> REQUIREMENT A
From the cathedral altar text, reproduce word for word the part that opens with the words containing "The Cathedral of" and closes with "the Christian community.".
> REQUIREMENT B
According to the cathedral altar text, why did the tabernacle have to stand in a visible position on the high altar? Answer in one to three sentences.

> TEXT SEGMENT
-- -- --

The Cathedral of Santa Maria Assunta

Eigh Altar

The altar is the center of the house of worship, the visible sign of Christ, the cornerstone on which God builds the Christian community.
The original altar of the cathedral, on which the great Maestà by Duccio stood from 1311, was replaced in 1532 by the one still there today, designed by Baldassare Peruzzi. In any case, Duccio’s altarpiece had already been removed a few years earlier, in 1506, at the behest of the “Magnificent” Pandolfo Petrucci, at the time Lord of Siena, who decided to put in its place the monumental bronze tabernacle made by Vecchietta between 1467 and 1472 for the church of the hospital of Santa Maria della Scala, as more fitting with the taste of that time. The decision turned out to be in harmony with the gradual emergence of a move to place the tabernacle on the high altars of the churches, which would later be officially ratified by the Council of Trent (1545-1563), with the intent of emphasizing in this way the Real Presence of the Body of Christ in the Holy Sacrament, the consecrated Host, safeguarded inside the tabernacle. Precisely because this was the ‘dwelling place’ of Christ, it had to stand in a visible position on the high altar, the liturgical center of the church, where the Lord’s sacrifice on the cross is continually renewed.

-- -- --

> DATASET EXCERPTS

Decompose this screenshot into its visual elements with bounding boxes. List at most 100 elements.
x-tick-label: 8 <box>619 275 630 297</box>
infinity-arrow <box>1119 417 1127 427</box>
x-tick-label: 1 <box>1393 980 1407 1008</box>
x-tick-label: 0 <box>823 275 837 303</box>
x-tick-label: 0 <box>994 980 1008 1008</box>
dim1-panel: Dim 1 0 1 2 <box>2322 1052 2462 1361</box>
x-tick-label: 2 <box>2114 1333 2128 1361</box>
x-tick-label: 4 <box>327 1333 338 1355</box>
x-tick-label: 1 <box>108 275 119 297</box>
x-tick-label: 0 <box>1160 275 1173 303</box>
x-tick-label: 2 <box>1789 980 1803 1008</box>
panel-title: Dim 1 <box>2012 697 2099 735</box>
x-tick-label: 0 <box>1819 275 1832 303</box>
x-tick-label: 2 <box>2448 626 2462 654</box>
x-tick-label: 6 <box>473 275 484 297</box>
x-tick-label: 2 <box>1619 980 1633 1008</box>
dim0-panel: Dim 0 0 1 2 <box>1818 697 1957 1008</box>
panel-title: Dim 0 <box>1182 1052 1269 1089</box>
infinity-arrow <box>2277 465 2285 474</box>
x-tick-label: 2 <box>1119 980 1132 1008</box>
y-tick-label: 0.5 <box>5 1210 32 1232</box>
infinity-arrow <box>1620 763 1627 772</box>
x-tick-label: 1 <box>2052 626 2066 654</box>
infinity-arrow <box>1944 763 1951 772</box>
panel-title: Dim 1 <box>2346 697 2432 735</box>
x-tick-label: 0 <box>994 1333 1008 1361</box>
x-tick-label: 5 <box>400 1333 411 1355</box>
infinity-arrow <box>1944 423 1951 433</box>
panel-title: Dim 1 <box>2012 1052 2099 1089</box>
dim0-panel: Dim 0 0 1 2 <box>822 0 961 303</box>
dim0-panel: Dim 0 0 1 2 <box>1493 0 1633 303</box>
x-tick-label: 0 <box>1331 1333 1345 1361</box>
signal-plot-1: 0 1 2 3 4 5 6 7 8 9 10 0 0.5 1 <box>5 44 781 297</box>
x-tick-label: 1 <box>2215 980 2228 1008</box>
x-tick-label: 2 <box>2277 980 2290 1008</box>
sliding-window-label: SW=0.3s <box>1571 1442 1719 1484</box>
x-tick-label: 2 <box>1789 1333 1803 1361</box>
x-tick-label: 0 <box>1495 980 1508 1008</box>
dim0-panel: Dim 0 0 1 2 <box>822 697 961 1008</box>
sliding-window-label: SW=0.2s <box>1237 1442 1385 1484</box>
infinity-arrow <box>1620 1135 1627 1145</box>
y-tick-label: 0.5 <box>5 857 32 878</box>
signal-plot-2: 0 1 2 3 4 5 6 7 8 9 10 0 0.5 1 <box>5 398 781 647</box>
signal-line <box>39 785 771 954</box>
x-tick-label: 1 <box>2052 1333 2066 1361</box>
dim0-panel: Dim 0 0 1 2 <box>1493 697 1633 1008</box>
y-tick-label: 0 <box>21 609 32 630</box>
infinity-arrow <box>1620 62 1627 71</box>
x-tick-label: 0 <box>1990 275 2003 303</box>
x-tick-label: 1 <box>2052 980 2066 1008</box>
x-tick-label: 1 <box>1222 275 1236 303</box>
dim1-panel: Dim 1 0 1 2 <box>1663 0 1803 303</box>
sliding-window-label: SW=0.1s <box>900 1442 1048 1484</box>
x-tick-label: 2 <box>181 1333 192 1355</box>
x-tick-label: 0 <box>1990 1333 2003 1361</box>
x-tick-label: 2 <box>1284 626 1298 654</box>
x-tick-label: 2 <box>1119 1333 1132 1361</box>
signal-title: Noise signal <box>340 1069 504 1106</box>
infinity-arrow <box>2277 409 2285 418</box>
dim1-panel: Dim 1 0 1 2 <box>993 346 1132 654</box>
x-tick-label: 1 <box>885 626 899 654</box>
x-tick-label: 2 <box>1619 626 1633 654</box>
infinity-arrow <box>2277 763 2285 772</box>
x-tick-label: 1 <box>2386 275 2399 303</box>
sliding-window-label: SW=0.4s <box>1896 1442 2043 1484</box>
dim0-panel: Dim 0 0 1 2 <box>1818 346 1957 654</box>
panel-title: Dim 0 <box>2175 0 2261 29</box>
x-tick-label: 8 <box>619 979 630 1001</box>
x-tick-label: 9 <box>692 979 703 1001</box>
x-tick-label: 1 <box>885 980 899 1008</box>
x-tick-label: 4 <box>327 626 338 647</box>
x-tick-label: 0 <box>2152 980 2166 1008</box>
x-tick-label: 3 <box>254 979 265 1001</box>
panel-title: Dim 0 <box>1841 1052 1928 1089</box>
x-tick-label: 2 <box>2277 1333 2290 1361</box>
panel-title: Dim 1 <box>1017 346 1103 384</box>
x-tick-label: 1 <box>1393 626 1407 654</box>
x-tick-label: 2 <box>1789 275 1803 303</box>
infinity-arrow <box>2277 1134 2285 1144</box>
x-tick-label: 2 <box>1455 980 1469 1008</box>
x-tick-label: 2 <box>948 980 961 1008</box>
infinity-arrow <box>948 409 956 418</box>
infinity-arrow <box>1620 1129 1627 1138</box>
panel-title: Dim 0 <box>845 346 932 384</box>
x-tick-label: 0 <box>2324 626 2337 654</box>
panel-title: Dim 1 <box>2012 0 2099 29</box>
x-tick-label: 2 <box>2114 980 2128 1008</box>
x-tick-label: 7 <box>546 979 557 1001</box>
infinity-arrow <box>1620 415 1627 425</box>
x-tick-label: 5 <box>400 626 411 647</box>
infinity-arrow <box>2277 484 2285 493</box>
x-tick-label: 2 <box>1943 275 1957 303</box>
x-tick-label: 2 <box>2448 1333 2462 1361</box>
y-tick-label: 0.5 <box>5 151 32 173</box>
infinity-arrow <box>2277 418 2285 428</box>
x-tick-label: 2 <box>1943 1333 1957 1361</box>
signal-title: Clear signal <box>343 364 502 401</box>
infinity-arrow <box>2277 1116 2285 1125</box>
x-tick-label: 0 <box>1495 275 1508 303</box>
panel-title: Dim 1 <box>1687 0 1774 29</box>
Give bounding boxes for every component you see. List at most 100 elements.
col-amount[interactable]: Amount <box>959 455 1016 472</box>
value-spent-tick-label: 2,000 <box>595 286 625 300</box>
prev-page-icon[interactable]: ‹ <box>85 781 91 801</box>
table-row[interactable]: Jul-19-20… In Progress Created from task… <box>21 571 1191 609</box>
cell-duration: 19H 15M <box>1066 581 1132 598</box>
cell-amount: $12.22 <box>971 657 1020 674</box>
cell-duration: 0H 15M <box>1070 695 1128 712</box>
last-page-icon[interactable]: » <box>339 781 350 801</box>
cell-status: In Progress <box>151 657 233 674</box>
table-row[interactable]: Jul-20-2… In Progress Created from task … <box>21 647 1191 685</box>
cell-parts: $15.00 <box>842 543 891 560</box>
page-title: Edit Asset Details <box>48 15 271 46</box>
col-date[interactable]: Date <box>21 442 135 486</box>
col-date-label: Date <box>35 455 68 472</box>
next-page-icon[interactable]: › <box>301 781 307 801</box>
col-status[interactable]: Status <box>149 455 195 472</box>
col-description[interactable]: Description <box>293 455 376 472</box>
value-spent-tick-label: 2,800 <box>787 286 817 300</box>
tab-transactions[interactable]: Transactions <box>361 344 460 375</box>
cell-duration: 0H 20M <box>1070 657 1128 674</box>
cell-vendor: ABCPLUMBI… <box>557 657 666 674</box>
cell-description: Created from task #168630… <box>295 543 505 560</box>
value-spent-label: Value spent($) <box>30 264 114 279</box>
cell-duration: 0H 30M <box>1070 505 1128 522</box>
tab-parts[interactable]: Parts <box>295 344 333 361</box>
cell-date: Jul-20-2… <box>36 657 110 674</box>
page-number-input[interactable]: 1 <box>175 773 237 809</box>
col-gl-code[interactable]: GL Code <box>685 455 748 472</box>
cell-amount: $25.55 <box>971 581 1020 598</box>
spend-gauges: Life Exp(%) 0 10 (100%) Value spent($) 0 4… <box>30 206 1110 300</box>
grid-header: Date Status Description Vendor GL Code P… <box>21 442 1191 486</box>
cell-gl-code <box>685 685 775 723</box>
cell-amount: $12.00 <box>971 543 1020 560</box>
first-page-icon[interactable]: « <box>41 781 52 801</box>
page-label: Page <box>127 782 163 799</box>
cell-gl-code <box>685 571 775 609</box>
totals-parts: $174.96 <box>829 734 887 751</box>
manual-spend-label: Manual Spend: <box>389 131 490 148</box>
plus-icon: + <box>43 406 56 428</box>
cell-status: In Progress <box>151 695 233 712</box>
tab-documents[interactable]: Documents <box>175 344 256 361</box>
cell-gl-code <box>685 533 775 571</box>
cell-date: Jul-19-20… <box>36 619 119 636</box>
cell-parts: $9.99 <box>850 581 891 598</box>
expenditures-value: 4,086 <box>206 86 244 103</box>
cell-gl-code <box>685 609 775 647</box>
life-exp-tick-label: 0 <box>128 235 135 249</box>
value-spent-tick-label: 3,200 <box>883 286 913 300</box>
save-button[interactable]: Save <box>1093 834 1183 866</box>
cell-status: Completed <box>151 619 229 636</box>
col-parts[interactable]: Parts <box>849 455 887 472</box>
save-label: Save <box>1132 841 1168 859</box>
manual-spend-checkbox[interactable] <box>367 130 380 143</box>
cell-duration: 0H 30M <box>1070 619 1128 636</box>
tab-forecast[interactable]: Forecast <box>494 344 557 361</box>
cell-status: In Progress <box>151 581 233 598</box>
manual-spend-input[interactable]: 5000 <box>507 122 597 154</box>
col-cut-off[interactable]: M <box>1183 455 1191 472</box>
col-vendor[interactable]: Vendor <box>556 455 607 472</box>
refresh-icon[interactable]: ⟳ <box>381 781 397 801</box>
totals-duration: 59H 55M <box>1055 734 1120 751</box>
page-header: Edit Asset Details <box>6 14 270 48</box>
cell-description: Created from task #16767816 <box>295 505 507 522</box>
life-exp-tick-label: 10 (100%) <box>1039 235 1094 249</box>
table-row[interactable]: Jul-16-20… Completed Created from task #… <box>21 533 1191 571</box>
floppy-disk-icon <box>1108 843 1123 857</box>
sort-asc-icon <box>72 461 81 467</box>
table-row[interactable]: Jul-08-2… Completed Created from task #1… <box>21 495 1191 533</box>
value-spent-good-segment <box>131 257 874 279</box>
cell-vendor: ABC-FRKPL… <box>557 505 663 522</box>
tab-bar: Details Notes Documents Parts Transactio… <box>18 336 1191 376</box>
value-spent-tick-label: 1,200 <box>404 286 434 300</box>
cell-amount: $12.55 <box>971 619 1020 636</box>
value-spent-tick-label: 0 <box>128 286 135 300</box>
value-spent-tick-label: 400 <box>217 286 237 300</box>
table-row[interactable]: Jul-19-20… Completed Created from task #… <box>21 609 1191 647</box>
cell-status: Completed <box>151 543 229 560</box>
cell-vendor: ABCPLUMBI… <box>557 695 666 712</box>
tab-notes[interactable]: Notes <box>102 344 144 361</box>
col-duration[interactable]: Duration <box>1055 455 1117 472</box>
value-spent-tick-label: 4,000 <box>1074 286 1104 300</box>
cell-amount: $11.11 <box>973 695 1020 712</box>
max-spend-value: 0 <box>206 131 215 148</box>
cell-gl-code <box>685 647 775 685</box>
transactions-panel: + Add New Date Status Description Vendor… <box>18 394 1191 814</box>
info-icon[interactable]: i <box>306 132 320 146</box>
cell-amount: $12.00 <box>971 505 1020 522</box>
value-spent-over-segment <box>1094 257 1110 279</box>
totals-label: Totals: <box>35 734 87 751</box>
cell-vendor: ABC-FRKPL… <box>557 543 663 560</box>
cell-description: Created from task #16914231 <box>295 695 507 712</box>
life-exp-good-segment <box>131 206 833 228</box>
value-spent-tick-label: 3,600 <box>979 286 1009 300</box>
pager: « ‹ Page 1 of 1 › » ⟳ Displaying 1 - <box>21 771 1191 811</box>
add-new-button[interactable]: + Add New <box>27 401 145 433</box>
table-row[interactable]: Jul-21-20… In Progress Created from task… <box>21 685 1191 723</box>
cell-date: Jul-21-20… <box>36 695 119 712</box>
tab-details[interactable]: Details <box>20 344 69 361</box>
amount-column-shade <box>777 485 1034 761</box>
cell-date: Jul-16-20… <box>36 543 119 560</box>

-- -- --

> EXERCISE OUTPUT A
The Cathedral of Santa Maria Assunta

Eigh Altar

The altar is the center of the house of worship, the visible sign of Christ, the cornerstone on which God builds the Christian community.

> EXERCISE OUTPUT B
The tabernacle held the consecrated Host, the Body of Christ, so it was the "dwelling place" of Christ. It therefore had to be visible on the high altar, the liturgical center of the church, where the Lord's sacrifice on the cross is continually renewed.